:: EXERCISE DATA

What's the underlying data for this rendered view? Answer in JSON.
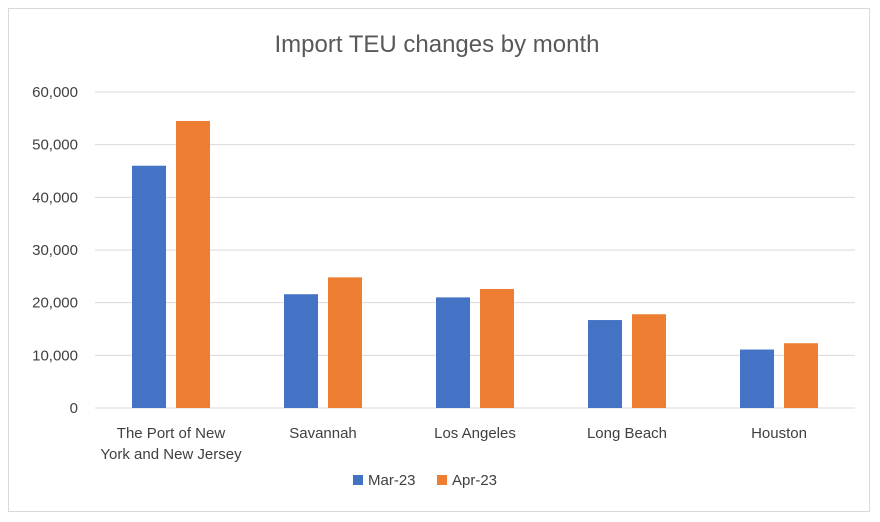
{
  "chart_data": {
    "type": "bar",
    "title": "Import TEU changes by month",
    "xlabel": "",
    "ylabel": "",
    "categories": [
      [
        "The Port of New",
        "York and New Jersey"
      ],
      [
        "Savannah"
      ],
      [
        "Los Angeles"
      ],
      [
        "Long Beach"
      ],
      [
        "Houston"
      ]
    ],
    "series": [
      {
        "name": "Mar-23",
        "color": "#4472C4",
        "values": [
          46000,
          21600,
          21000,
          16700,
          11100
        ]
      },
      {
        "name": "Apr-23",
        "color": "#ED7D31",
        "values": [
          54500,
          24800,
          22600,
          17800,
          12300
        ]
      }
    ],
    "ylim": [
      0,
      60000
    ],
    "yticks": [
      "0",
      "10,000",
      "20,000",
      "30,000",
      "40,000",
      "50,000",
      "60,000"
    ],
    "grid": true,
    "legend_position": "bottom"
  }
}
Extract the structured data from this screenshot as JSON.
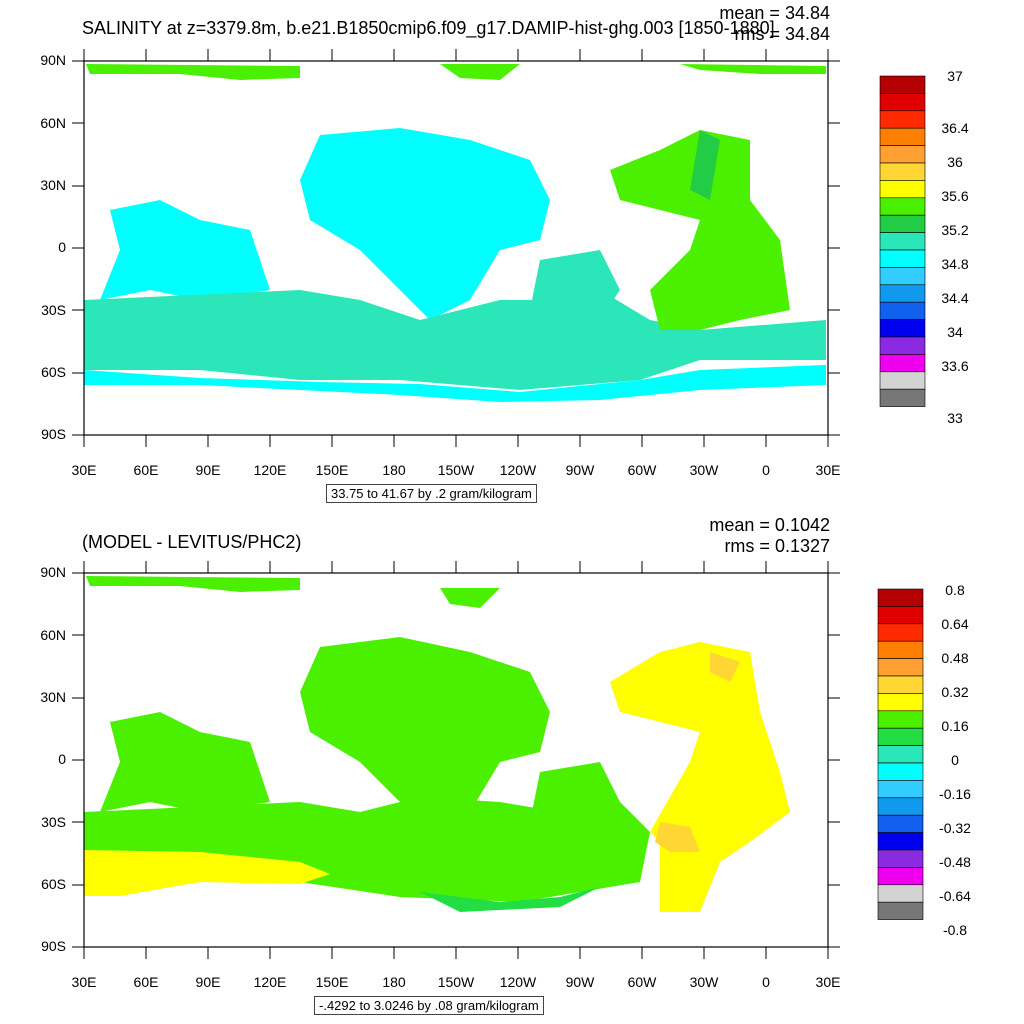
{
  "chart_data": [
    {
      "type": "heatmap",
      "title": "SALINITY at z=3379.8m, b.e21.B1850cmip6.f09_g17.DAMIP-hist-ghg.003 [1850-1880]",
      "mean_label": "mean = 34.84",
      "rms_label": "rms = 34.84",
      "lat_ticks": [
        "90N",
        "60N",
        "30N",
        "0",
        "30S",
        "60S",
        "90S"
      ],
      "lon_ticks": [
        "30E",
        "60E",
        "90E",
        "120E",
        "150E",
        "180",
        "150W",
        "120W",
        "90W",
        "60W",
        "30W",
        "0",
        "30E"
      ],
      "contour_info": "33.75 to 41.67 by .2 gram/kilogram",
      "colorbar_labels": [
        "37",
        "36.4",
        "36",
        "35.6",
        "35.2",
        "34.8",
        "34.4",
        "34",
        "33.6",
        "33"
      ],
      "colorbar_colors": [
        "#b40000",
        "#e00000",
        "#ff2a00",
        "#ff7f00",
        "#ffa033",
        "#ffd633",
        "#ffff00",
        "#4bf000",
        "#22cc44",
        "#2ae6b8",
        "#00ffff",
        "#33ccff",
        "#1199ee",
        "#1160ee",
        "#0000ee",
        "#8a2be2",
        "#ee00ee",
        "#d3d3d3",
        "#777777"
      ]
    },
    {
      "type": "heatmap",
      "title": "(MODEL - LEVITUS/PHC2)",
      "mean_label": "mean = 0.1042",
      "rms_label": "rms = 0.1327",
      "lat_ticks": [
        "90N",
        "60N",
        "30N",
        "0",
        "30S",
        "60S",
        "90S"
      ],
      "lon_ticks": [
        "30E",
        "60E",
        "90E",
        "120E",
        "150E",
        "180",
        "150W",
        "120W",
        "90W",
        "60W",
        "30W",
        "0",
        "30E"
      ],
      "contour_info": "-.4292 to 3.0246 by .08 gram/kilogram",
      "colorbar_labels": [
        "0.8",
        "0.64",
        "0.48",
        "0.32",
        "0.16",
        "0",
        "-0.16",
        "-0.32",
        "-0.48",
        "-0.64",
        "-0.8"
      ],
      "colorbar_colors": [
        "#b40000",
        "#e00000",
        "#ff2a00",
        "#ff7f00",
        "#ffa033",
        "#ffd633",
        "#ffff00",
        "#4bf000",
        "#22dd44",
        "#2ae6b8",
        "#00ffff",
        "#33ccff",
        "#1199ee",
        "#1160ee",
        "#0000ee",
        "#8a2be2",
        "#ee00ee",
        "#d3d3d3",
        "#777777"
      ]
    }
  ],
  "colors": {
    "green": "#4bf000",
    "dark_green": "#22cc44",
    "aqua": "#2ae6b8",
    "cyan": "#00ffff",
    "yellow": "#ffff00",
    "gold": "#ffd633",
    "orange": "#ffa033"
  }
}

::::

● **THE REQUEST**: Leave out the pictures and restate everything else word for word.

● **SOLUTION FOR THIS EXERCISE**:
What's the underlying data for this rendered view? Answer in JSON.
{
  "chart_data": {
    "type": "bar",
    "title": "Import TEU changes by month",
    "xlabel": "",
    "ylabel": "",
    "categories": [
      [
        "The Port of New",
        "York and New Jersey"
      ],
      [
        "Savannah"
      ],
      [
        "Los Angeles"
      ],
      [
        "Long Beach"
      ],
      [
        "Houston"
      ]
    ],
    "series": [
      {
        "name": "Mar-23",
        "color": "#4472C4",
        "values": [
          46000,
          21600,
          21000,
          16700,
          11100
        ]
      },
      {
        "name": "Apr-23",
        "color": "#ED7D31",
        "values": [
          54500,
          24800,
          22600,
          17800,
          12300
        ]
      }
    ],
    "ylim": [
      0,
      60000
    ],
    "yticks": [
      "0",
      "10,000",
      "20,000",
      "30,000",
      "40,000",
      "50,000",
      "60,000"
    ],
    "grid": true,
    "legend_position": "bottom"
  }
}
Extract the structured data from this screenshot as JSON.
{
  "chart_data": [
    {
      "type": "heatmap",
      "title": "SALINITY at z=3379.8m, b.e21.B1850cmip6.f09_g17.DAMIP-hist-ghg.003 [1850-1880]",
      "mean_label": "mean = 34.84",
      "rms_label": "rms = 34.84",
      "lat_ticks": [
        "90N",
        "60N",
        "30N",
        "0",
        "30S",
        "60S",
        "90S"
      ],
      "lon_ticks": [
        "30E",
        "60E",
        "90E",
        "120E",
        "150E",
        "180",
        "150W",
        "120W",
        "90W",
        "60W",
        "30W",
        "0",
        "30E"
      ],
      "contour_info": "33.75 to 41.67 by .2 gram/kilogram",
      "colorbar_labels": [
        "37",
        "36.4",
        "36",
        "35.6",
        "35.2",
        "34.8",
        "34.4",
        "34",
        "33.6",
        "33"
      ],
      "colorbar_colors": [
        "#b40000",
        "#e00000",
        "#ff2a00",
        "#ff7f00",
        "#ffa033",
        "#ffd633",
        "#ffff00",
        "#4bf000",
        "#22cc44",
        "#2ae6b8",
        "#00ffff",
        "#33ccff",
        "#1199ee",
        "#1160ee",
        "#0000ee",
        "#8a2be2",
        "#ee00ee",
        "#d3d3d3",
        "#777777"
      ]
    },
    {
      "type": "heatmap",
      "title": "(MODEL - LEVITUS/PHC2)",
      "mean_label": "mean = 0.1042",
      "rms_label": "rms = 0.1327",
      "lat_ticks": [
        "90N",
        "60N",
        "30N",
        "0",
        "30S",
        "60S",
        "90S"
      ],
      "lon_ticks": [
        "30E",
        "60E",
        "90E",
        "120E",
        "150E",
        "180",
        "150W",
        "120W",
        "90W",
        "60W",
        "30W",
        "0",
        "30E"
      ],
      "contour_info": "-.4292 to 3.0246 by .08 gram/kilogram",
      "colorbar_labels": [
        "0.8",
        "0.64",
        "0.48",
        "0.32",
        "0.16",
        "0",
        "-0.16",
        "-0.32",
        "-0.48",
        "-0.64",
        "-0.8"
      ],
      "colorbar_colors": [
        "#b40000",
        "#e00000",
        "#ff2a00",
        "#ff7f00",
        "#ffa033",
        "#ffd633",
        "#ffff00",
        "#4bf000",
        "#22dd44",
        "#2ae6b8",
        "#00ffff",
        "#33ccff",
        "#1199ee",
        "#1160ee",
        "#0000ee",
        "#8a2be2",
        "#ee00ee",
        "#d3d3d3",
        "#777777"
      ]
    }
  ],
  "colors": {
    "green": "#4bf000",
    "dark_green": "#22cc44",
    "aqua": "#2ae6b8",
    "cyan": "#00ffff",
    "yellow": "#ffff00",
    "gold": "#ffd633",
    "orange": "#ffa033"
  }
}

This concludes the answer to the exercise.